Records to process ▸

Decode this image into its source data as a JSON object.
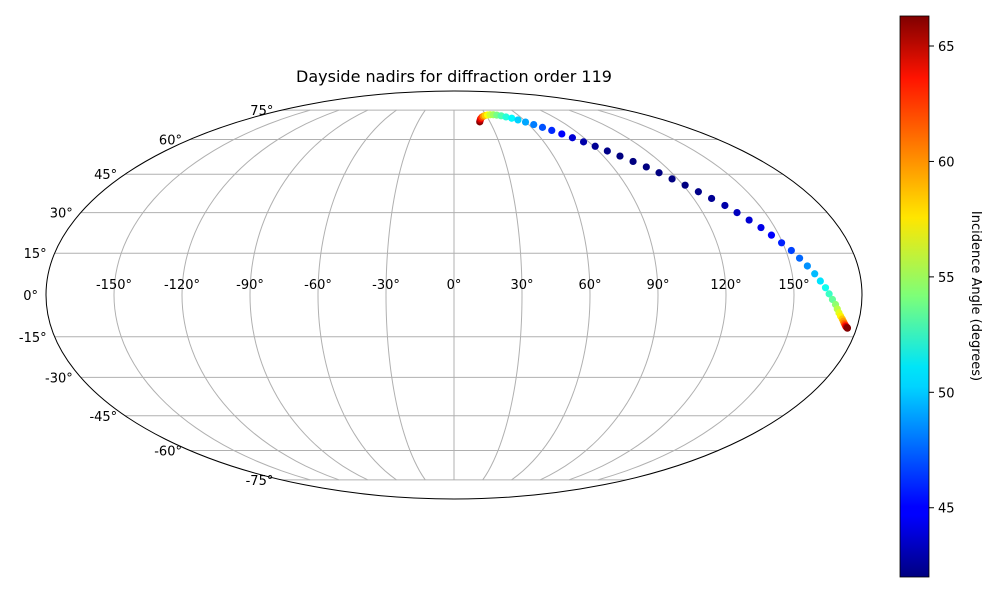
{
  "chart_data": {
    "type": "scatter",
    "projection": "mollweide",
    "title": "Dayside nadirs for diffraction order 119",
    "xlabel": "",
    "ylabel": "",
    "grid": true,
    "colormap": "jet",
    "lon_ticks": [
      "-150°",
      "-120°",
      "-90°",
      "-60°",
      "-30°",
      "0°",
      "30°",
      "60°",
      "90°",
      "120°",
      "150°"
    ],
    "lat_ticks": [
      "75°",
      "60°",
      "45°",
      "30°",
      "15°",
      "0°",
      "-15°",
      "-30°",
      "-45°",
      "-60°",
      "-75°"
    ],
    "colorbar": {
      "label": "Incidence Angle (degrees)",
      "range": [
        42,
        66.3
      ],
      "ticks": [
        "45",
        "50",
        "55",
        "60",
        "65"
      ]
    },
    "x": [
      21.5,
      22.5,
      23.5,
      25,
      27,
      29,
      31.5,
      34,
      37,
      40,
      43.5,
      47,
      51,
      55,
      59.5,
      64,
      68.5,
      73,
      77.5,
      82,
      86.5,
      91,
      95.5,
      100,
      104.5,
      109,
      113,
      117,
      121,
      125,
      129,
      133,
      136.5,
      140,
      143.5,
      146.5,
      149.5,
      152.5,
      155,
      157.5,
      160,
      162,
      164,
      165.5,
      167,
      168.5,
      169.5,
      170.5,
      171.5,
      172.5,
      173.2,
      173.8,
      174.3,
      174.7,
      175,
      175.3,
      175.5,
      175.7,
      175.8,
      175.9
    ],
    "y": [
      68.6,
      69.5,
      70.3,
      71.0,
      71.6,
      72.0,
      72.3,
      72.4,
      72.4,
      72.2,
      71.8,
      71.2,
      70.5,
      69.6,
      68.5,
      67.2,
      65.8,
      64.3,
      62.6,
      60.8,
      58.9,
      56.9,
      54.8,
      52.6,
      50.3,
      48.0,
      45.6,
      43.1,
      40.6,
      38.0,
      35.4,
      32.7,
      30.0,
      27.2,
      24.4,
      21.6,
      18.8,
      16.0,
      13.2,
      10.4,
      7.6,
      5.0,
      2.6,
      0.4,
      -1.6,
      -3.4,
      -5.0,
      -6.4,
      -7.6,
      -8.6,
      -9.4,
      -10.1,
      -10.6,
      -11.0,
      -11.3,
      -11.5,
      -11.6,
      -11.7,
      -11.8,
      -11.9
    ],
    "c": [
      66.2,
      65.0,
      63.5,
      61.8,
      60.0,
      58.5,
      57.2,
      56.0,
      55.0,
      54.0,
      53.0,
      52.0,
      51.0,
      50.0,
      49.0,
      48.0,
      47.0,
      46.0,
      45.0,
      44.0,
      43.0,
      42.5,
      42.2,
      42.0,
      42.0,
      42.0,
      42.0,
      42.0,
      42.0,
      42.2,
      42.5,
      43.0,
      43.5,
      44.0,
      44.5,
      45.0,
      45.8,
      46.6,
      47.5,
      48.5,
      49.5,
      50.5,
      51.5,
      52.5,
      53.5,
      54.5,
      55.5,
      56.5,
      57.5,
      58.5,
      59.5,
      60.5,
      61.5,
      62.5,
      63.5,
      64.2,
      64.8,
      65.3,
      65.8,
      66.2
    ]
  }
}
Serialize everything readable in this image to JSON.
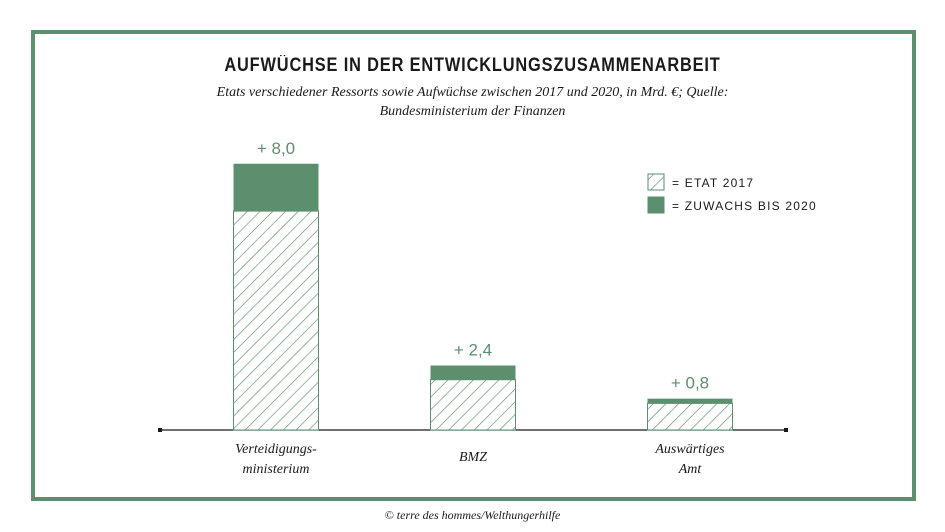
{
  "colors": {
    "accent": "#5b8f6e",
    "value_label": "#5b8f6e",
    "axis": "#1a1a1a"
  },
  "chart_data": {
    "type": "bar",
    "stacked": true,
    "title": "AUFWÜCHSE IN DER ENTWICKLUNGSZUSAMMENARBEIT",
    "subtitle": "Etats verschiedener Ressorts sowie Aufwüchse zwischen 2017 und 2020, in Mrd. €; Quelle: Bundesministerium der Finanzen",
    "categories": [
      "Verteidigungs-\nministerium",
      "BMZ",
      "Auswärtiges\nAmt"
    ],
    "series": [
      {
        "name": "= ETAT 2017",
        "pattern": "hatched",
        "values": [
          37.0,
          8.5,
          4.5
        ]
      },
      {
        "name": "= ZUWACHS BIS 2020",
        "pattern": "solid",
        "values": [
          8.0,
          2.4,
          0.8
        ]
      }
    ],
    "value_labels": [
      "+ 8,0",
      "+ 2,4",
      "+ 0,8"
    ],
    "legend_position": "top-right",
    "grid": false,
    "ylim": [
      0,
      48
    ]
  },
  "source": "© terre des hommes/Welthungerhilfe"
}
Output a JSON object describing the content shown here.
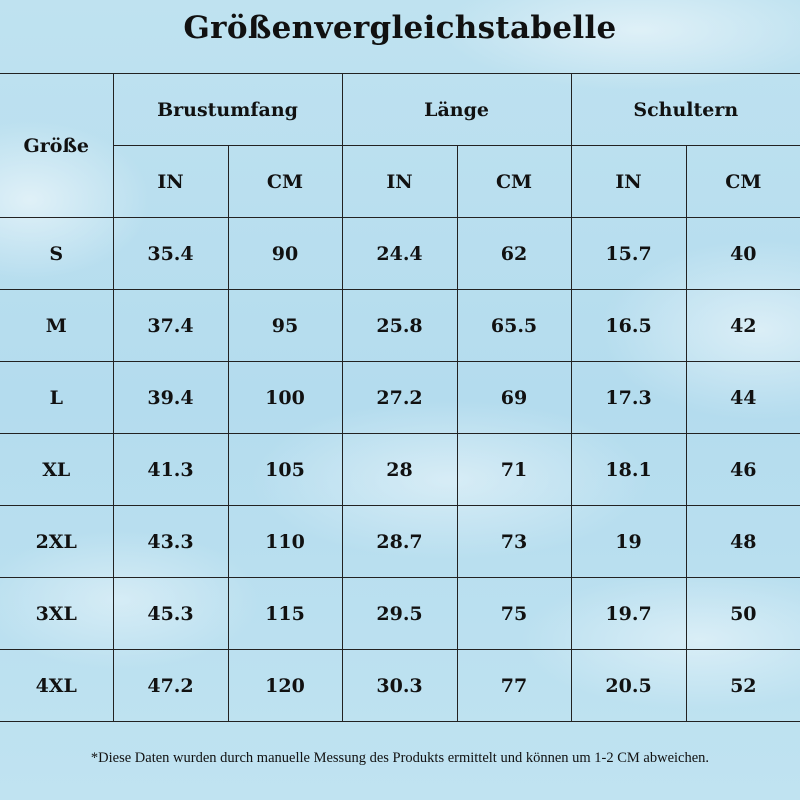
{
  "title": "Größenvergleichstabelle",
  "headers": {
    "size": "Größe",
    "groups": [
      "Brustumfang",
      "Länge",
      "Schultern"
    ],
    "units": [
      "IN",
      "CM",
      "IN",
      "CM",
      "IN",
      "CM"
    ]
  },
  "rows": [
    [
      "S",
      "35.4",
      "90",
      "24.4",
      "62",
      "15.7",
      "40"
    ],
    [
      "M",
      "37.4",
      "95",
      "25.8",
      "65.5",
      "16.5",
      "42"
    ],
    [
      "L",
      "39.4",
      "100",
      "27.2",
      "69",
      "17.3",
      "44"
    ],
    [
      "XL",
      "41.3",
      "105",
      "28",
      "71",
      "18.1",
      "46"
    ],
    [
      "2XL",
      "43.3",
      "110",
      "28.7",
      "73",
      "19",
      "48"
    ],
    [
      "3XL",
      "45.3",
      "115",
      "29.5",
      "75",
      "19.7",
      "50"
    ],
    [
      "4XL",
      "47.2",
      "120",
      "30.3",
      "77",
      "20.5",
      "52"
    ]
  ],
  "note": "*Diese Daten wurden durch manuelle Messung des Produkts ermittelt und können um 1-2 CM abweichen."
}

What is expected ▸
Among the lines above, count those containing the word "name" and give nothing but the result.

Solution for this exercise ▸
2